■ Required task: Transcribe all of the data exactly. Omit the pictures.
:: Available records ::
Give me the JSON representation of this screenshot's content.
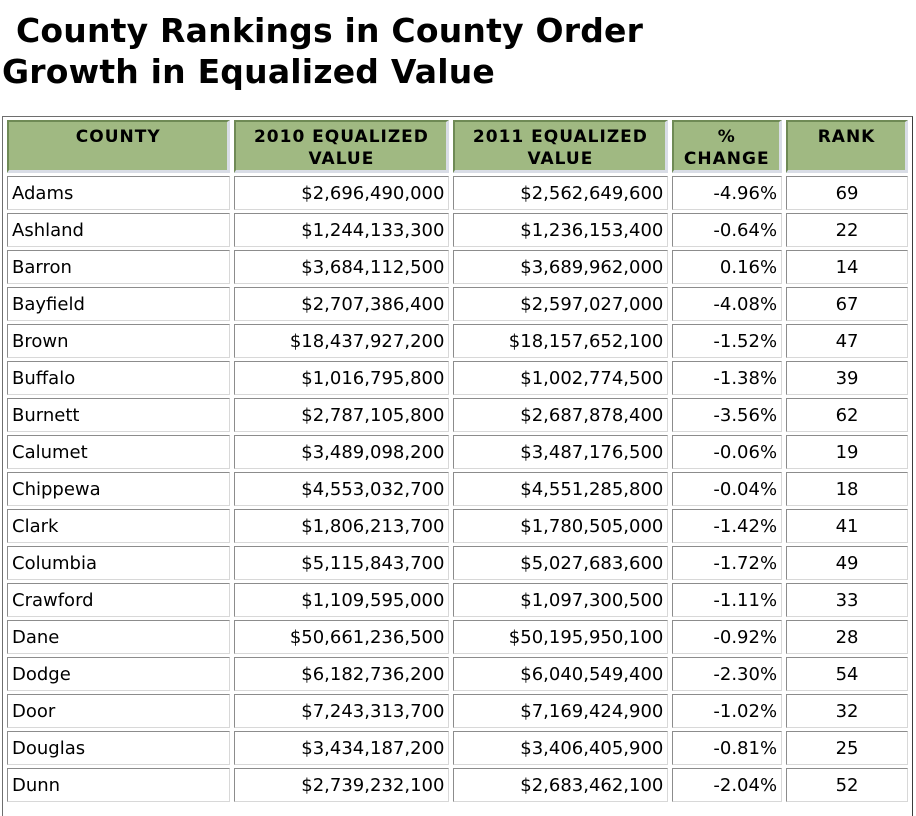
{
  "title_line1": "County Rankings in County Order",
  "title_line2": "Growth in Equalized Value",
  "headers": {
    "county": "COUNTY",
    "v2010_line1": "2010 EQUALIZED",
    "v2010_line2": "VALUE",
    "v2011_line1": "2011 EQUALIZED",
    "v2011_line2": "VALUE",
    "pct_line1": "%",
    "pct_line2": "CHANGE",
    "rank": "RANK"
  },
  "rows": [
    {
      "county": "Adams",
      "v2010": "$2,696,490,000",
      "v2011": "$2,562,649,600",
      "pct": "-4.96%",
      "rank": "69"
    },
    {
      "county": "Ashland",
      "v2010": "$1,244,133,300",
      "v2011": "$1,236,153,400",
      "pct": "-0.64%",
      "rank": "22"
    },
    {
      "county": "Barron",
      "v2010": "$3,684,112,500",
      "v2011": "$3,689,962,000",
      "pct": "0.16%",
      "rank": "14"
    },
    {
      "county": "Bayfield",
      "v2010": "$2,707,386,400",
      "v2011": "$2,597,027,000",
      "pct": "-4.08%",
      "rank": "67"
    },
    {
      "county": "Brown",
      "v2010": "$18,437,927,200",
      "v2011": "$18,157,652,100",
      "pct": "-1.52%",
      "rank": "47"
    },
    {
      "county": "Buffalo",
      "v2010": "$1,016,795,800",
      "v2011": "$1,002,774,500",
      "pct": "-1.38%",
      "rank": "39"
    },
    {
      "county": "Burnett",
      "v2010": "$2,787,105,800",
      "v2011": "$2,687,878,400",
      "pct": "-3.56%",
      "rank": "62"
    },
    {
      "county": "Calumet",
      "v2010": "$3,489,098,200",
      "v2011": "$3,487,176,500",
      "pct": "-0.06%",
      "rank": "19"
    },
    {
      "county": "Chippewa",
      "v2010": "$4,553,032,700",
      "v2011": "$4,551,285,800",
      "pct": "-0.04%",
      "rank": "18"
    },
    {
      "county": "Clark",
      "v2010": "$1,806,213,700",
      "v2011": "$1,780,505,000",
      "pct": "-1.42%",
      "rank": "41"
    },
    {
      "county": "Columbia",
      "v2010": "$5,115,843,700",
      "v2011": "$5,027,683,600",
      "pct": "-1.72%",
      "rank": "49"
    },
    {
      "county": "Crawford",
      "v2010": "$1,109,595,000",
      "v2011": "$1,097,300,500",
      "pct": "-1.11%",
      "rank": "33"
    },
    {
      "county": "Dane",
      "v2010": "$50,661,236,500",
      "v2011": "$50,195,950,100",
      "pct": "-0.92%",
      "rank": "28"
    },
    {
      "county": "Dodge",
      "v2010": "$6,182,736,200",
      "v2011": "$6,040,549,400",
      "pct": "-2.30%",
      "rank": "54"
    },
    {
      "county": "Door",
      "v2010": "$7,243,313,700",
      "v2011": "$7,169,424,900",
      "pct": "-1.02%",
      "rank": "32"
    },
    {
      "county": "Douglas",
      "v2010": "$3,434,187,200",
      "v2011": "$3,406,405,900",
      "pct": "-0.81%",
      "rank": "25"
    },
    {
      "county": "Dunn",
      "v2010": "$2,739,232,100",
      "v2011": "$2,683,462,100",
      "pct": "-2.04%",
      "rank": "52"
    }
  ]
}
:::
■ Reply to the exercise:
Give me the JSON representation of this screenshot's content.
{
  "title_line1": "County Rankings in County Order",
  "title_line2": "Growth in Equalized Value",
  "headers": {
    "county": "COUNTY",
    "v2010_line1": "2010 EQUALIZED",
    "v2010_line2": "VALUE",
    "v2011_line1": "2011 EQUALIZED",
    "v2011_line2": "VALUE",
    "pct_line1": "%",
    "pct_line2": "CHANGE",
    "rank": "RANK"
  },
  "rows": [
    {
      "county": "Adams",
      "v2010": "$2,696,490,000",
      "v2011": "$2,562,649,600",
      "pct": "-4.96%",
      "rank": "69"
    },
    {
      "county": "Ashland",
      "v2010": "$1,244,133,300",
      "v2011": "$1,236,153,400",
      "pct": "-0.64%",
      "rank": "22"
    },
    {
      "county": "Barron",
      "v2010": "$3,684,112,500",
      "v2011": "$3,689,962,000",
      "pct": "0.16%",
      "rank": "14"
    },
    {
      "county": "Bayfield",
      "v2010": "$2,707,386,400",
      "v2011": "$2,597,027,000",
      "pct": "-4.08%",
      "rank": "67"
    },
    {
      "county": "Brown",
      "v2010": "$18,437,927,200",
      "v2011": "$18,157,652,100",
      "pct": "-1.52%",
      "rank": "47"
    },
    {
      "county": "Buffalo",
      "v2010": "$1,016,795,800",
      "v2011": "$1,002,774,500",
      "pct": "-1.38%",
      "rank": "39"
    },
    {
      "county": "Burnett",
      "v2010": "$2,787,105,800",
      "v2011": "$2,687,878,400",
      "pct": "-3.56%",
      "rank": "62"
    },
    {
      "county": "Calumet",
      "v2010": "$3,489,098,200",
      "v2011": "$3,487,176,500",
      "pct": "-0.06%",
      "rank": "19"
    },
    {
      "county": "Chippewa",
      "v2010": "$4,553,032,700",
      "v2011": "$4,551,285,800",
      "pct": "-0.04%",
      "rank": "18"
    },
    {
      "county": "Clark",
      "v2010": "$1,806,213,700",
      "v2011": "$1,780,505,000",
      "pct": "-1.42%",
      "rank": "41"
    },
    {
      "county": "Columbia",
      "v2010": "$5,115,843,700",
      "v2011": "$5,027,683,600",
      "pct": "-1.72%",
      "rank": "49"
    },
    {
      "county": "Crawford",
      "v2010": "$1,109,595,000",
      "v2011": "$1,097,300,500",
      "pct": "-1.11%",
      "rank": "33"
    },
    {
      "county": "Dane",
      "v2010": "$50,661,236,500",
      "v2011": "$50,195,950,100",
      "pct": "-0.92%",
      "rank": "28"
    },
    {
      "county": "Dodge",
      "v2010": "$6,182,736,200",
      "v2011": "$6,040,549,400",
      "pct": "-2.30%",
      "rank": "54"
    },
    {
      "county": "Door",
      "v2010": "$7,243,313,700",
      "v2011": "$7,169,424,900",
      "pct": "-1.02%",
      "rank": "32"
    },
    {
      "county": "Douglas",
      "v2010": "$3,434,187,200",
      "v2011": "$3,406,405,900",
      "pct": "-0.81%",
      "rank": "25"
    },
    {
      "county": "Dunn",
      "v2010": "$2,739,232,100",
      "v2011": "$2,683,462,100",
      "pct": "-2.04%",
      "rank": "52"
    }
  ]
}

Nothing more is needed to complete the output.